(What the exercise asks): Extract the text of each entry below exactly, leaving every image behind.

(Task inputs):
──────────────────────────────

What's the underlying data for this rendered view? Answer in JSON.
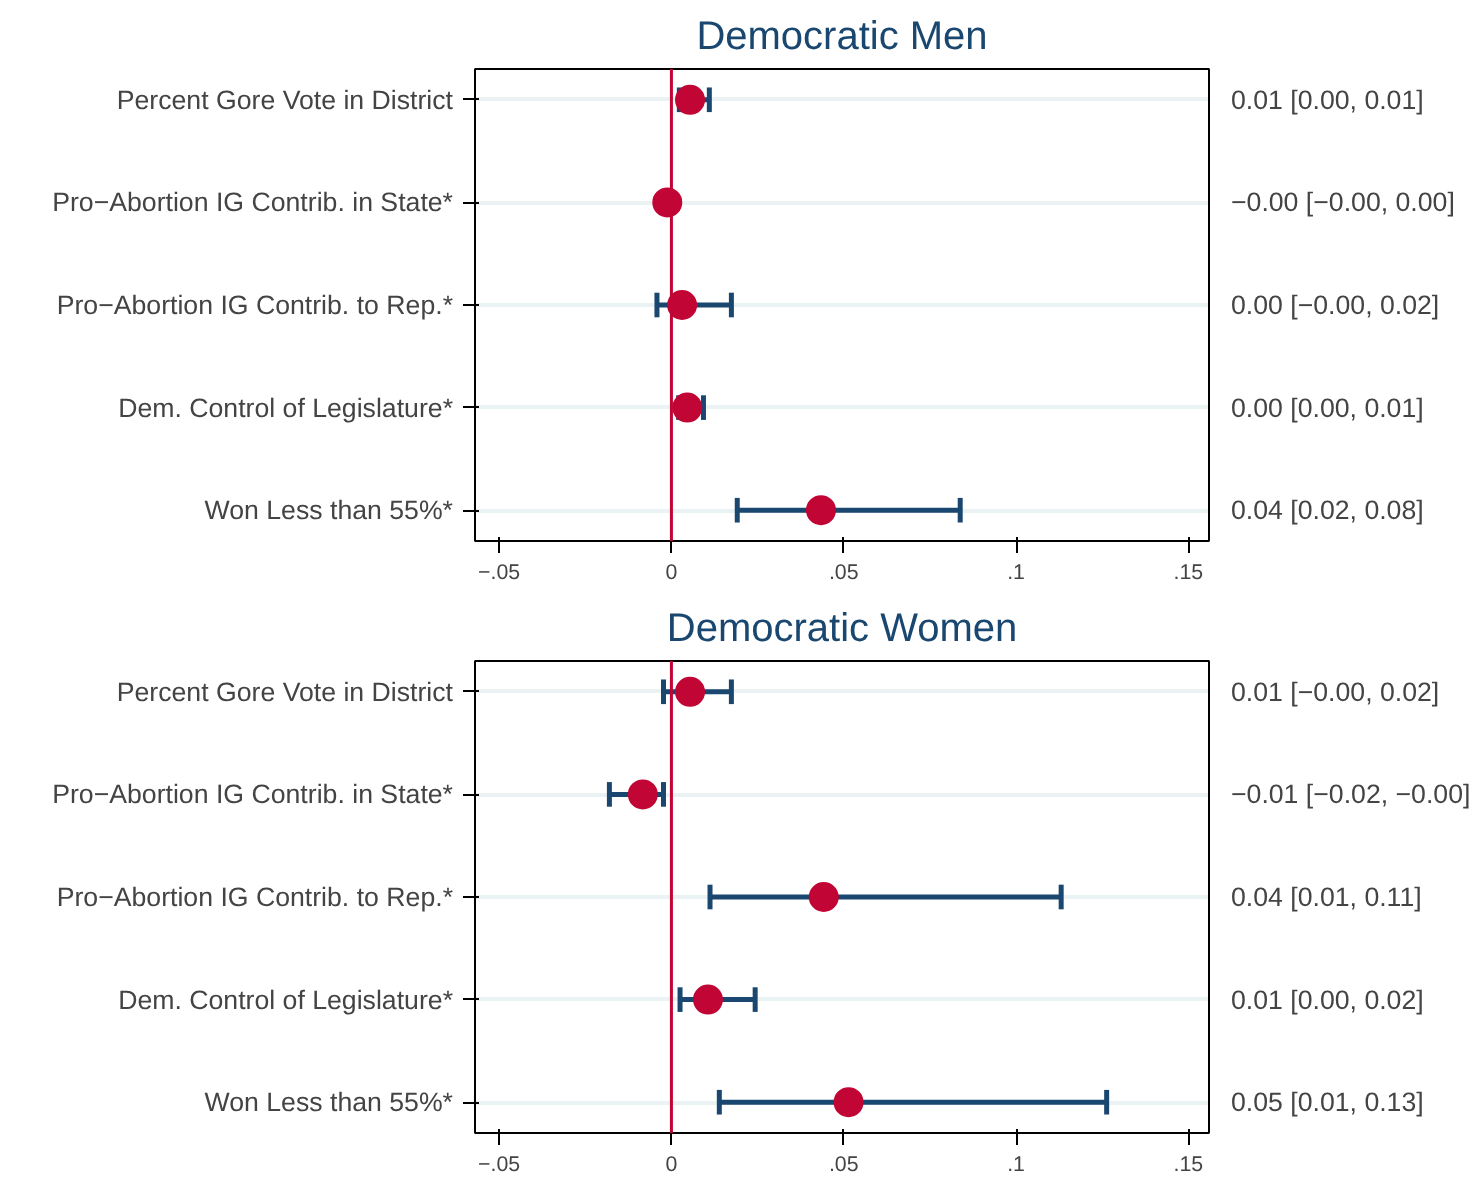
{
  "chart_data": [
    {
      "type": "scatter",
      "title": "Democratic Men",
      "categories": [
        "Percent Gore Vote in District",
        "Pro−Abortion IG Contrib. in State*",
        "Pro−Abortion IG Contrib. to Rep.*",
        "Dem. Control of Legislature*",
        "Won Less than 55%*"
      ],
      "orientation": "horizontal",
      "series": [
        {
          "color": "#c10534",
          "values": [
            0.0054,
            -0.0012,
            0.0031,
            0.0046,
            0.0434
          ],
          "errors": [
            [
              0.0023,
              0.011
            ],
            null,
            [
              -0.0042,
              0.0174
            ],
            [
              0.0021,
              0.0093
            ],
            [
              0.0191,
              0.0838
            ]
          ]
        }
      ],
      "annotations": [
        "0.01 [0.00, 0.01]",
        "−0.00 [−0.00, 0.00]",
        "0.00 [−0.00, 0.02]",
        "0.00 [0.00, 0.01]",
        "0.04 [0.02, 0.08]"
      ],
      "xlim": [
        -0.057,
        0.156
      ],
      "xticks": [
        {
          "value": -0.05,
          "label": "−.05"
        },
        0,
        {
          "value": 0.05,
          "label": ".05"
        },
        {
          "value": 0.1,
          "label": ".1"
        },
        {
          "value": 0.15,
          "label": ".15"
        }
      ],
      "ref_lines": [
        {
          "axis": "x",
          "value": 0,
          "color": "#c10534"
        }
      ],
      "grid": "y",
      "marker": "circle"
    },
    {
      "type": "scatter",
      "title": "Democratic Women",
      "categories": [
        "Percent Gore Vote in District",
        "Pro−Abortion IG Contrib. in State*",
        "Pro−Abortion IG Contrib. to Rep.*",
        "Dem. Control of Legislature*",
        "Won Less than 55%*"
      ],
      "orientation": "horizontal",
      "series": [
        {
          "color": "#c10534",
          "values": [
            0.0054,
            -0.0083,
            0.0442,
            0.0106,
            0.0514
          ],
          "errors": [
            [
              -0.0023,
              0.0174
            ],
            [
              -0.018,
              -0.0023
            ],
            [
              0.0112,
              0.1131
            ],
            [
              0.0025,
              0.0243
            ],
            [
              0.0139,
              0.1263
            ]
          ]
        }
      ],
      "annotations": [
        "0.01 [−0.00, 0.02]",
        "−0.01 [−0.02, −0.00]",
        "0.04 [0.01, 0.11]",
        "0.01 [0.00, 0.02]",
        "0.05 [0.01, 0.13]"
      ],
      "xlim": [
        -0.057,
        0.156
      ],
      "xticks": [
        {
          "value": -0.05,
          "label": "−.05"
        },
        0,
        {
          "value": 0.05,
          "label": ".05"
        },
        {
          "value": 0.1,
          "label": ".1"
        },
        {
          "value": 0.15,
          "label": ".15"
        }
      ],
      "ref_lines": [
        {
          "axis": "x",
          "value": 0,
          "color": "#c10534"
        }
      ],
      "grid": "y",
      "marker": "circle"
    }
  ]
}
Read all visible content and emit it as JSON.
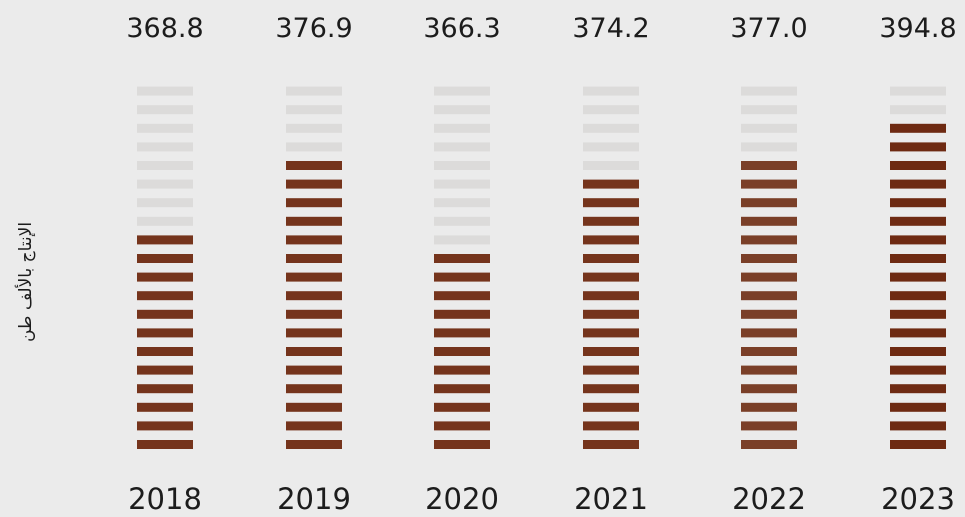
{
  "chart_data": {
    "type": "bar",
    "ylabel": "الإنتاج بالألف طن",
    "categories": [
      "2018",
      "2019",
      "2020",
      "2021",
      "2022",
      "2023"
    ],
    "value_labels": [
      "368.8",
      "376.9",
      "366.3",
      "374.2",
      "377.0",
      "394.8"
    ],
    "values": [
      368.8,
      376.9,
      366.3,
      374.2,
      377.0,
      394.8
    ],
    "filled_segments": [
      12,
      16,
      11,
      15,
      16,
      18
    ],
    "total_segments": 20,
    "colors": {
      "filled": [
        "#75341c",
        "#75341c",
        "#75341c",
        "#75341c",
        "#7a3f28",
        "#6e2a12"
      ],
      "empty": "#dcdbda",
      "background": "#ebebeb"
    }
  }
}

──────────────────────────────

(Correct response):
What's the underlying data for this rendered view? Answer in JSON.
{
  "chart_data": [
    {
      "type": "scatter",
      "title": "Democratic Men",
      "categories": [
        "Percent Gore Vote in District",
        "Pro−Abortion IG Contrib. in State*",
        "Pro−Abortion IG Contrib. to Rep.*",
        "Dem. Control of Legislature*",
        "Won Less than 55%*"
      ],
      "orientation": "horizontal",
      "series": [
        {
          "color": "#c10534",
          "values": [
            0.0054,
            -0.0012,
            0.0031,
            0.0046,
            0.0434
          ],
          "errors": [
            [
              0.0023,
              0.011
            ],
            null,
            [
              -0.0042,
              0.0174
            ],
            [
              0.0021,
              0.0093
            ],
            [
              0.0191,
              0.0838
            ]
          ]
        }
      ],
      "annotations": [
        "0.01 [0.00, 0.01]",
        "−0.00 [−0.00, 0.00]",
        "0.00 [−0.00, 0.02]",
        "0.00 [0.00, 0.01]",
        "0.04 [0.02, 0.08]"
      ],
      "xlim": [
        -0.057,
        0.156
      ],
      "xticks": [
        {
          "value": -0.05,
          "label": "−.05"
        },
        0,
        {
          "value": 0.05,
          "label": ".05"
        },
        {
          "value": 0.1,
          "label": ".1"
        },
        {
          "value": 0.15,
          "label": ".15"
        }
      ],
      "ref_lines": [
        {
          "axis": "x",
          "value": 0,
          "color": "#c10534"
        }
      ],
      "grid": "y",
      "marker": "circle"
    },
    {
      "type": "scatter",
      "title": "Democratic Women",
      "categories": [
        "Percent Gore Vote in District",
        "Pro−Abortion IG Contrib. in State*",
        "Pro−Abortion IG Contrib. to Rep.*",
        "Dem. Control of Legislature*",
        "Won Less than 55%*"
      ],
      "orientation": "horizontal",
      "series": [
        {
          "color": "#c10534",
          "values": [
            0.0054,
            -0.0083,
            0.0442,
            0.0106,
            0.0514
          ],
          "errors": [
            [
              -0.0023,
              0.0174
            ],
            [
              -0.018,
              -0.0023
            ],
            [
              0.0112,
              0.1131
            ],
            [
              0.0025,
              0.0243
            ],
            [
              0.0139,
              0.1263
            ]
          ]
        }
      ],
      "annotations": [
        "0.01 [−0.00, 0.02]",
        "−0.01 [−0.02, −0.00]",
        "0.04 [0.01, 0.11]",
        "0.01 [0.00, 0.02]",
        "0.05 [0.01, 0.13]"
      ],
      "xlim": [
        -0.057,
        0.156
      ],
      "xticks": [
        {
          "value": -0.05,
          "label": "−.05"
        },
        0,
        {
          "value": 0.05,
          "label": ".05"
        },
        {
          "value": 0.1,
          "label": ".1"
        },
        {
          "value": 0.15,
          "label": ".15"
        }
      ],
      "ref_lines": [
        {
          "axis": "x",
          "value": 0,
          "color": "#c10534"
        }
      ],
      "grid": "y",
      "marker": "circle"
    }
  ]
}
Read all visible content and emit it as JSON.
{
  "chart_data": {
    "type": "bar",
    "ylabel": "الإنتاج بالألف طن",
    "categories": [
      "2018",
      "2019",
      "2020",
      "2021",
      "2022",
      "2023"
    ],
    "value_labels": [
      "368.8",
      "376.9",
      "366.3",
      "374.2",
      "377.0",
      "394.8"
    ],
    "values": [
      368.8,
      376.9,
      366.3,
      374.2,
      377.0,
      394.8
    ],
    "filled_segments": [
      12,
      16,
      11,
      15,
      16,
      18
    ],
    "total_segments": 20,
    "colors": {
      "filled": [
        "#75341c",
        "#75341c",
        "#75341c",
        "#75341c",
        "#7a3f28",
        "#6e2a12"
      ],
      "empty": "#dcdbda",
      "background": "#ebebeb"
    }
  }
}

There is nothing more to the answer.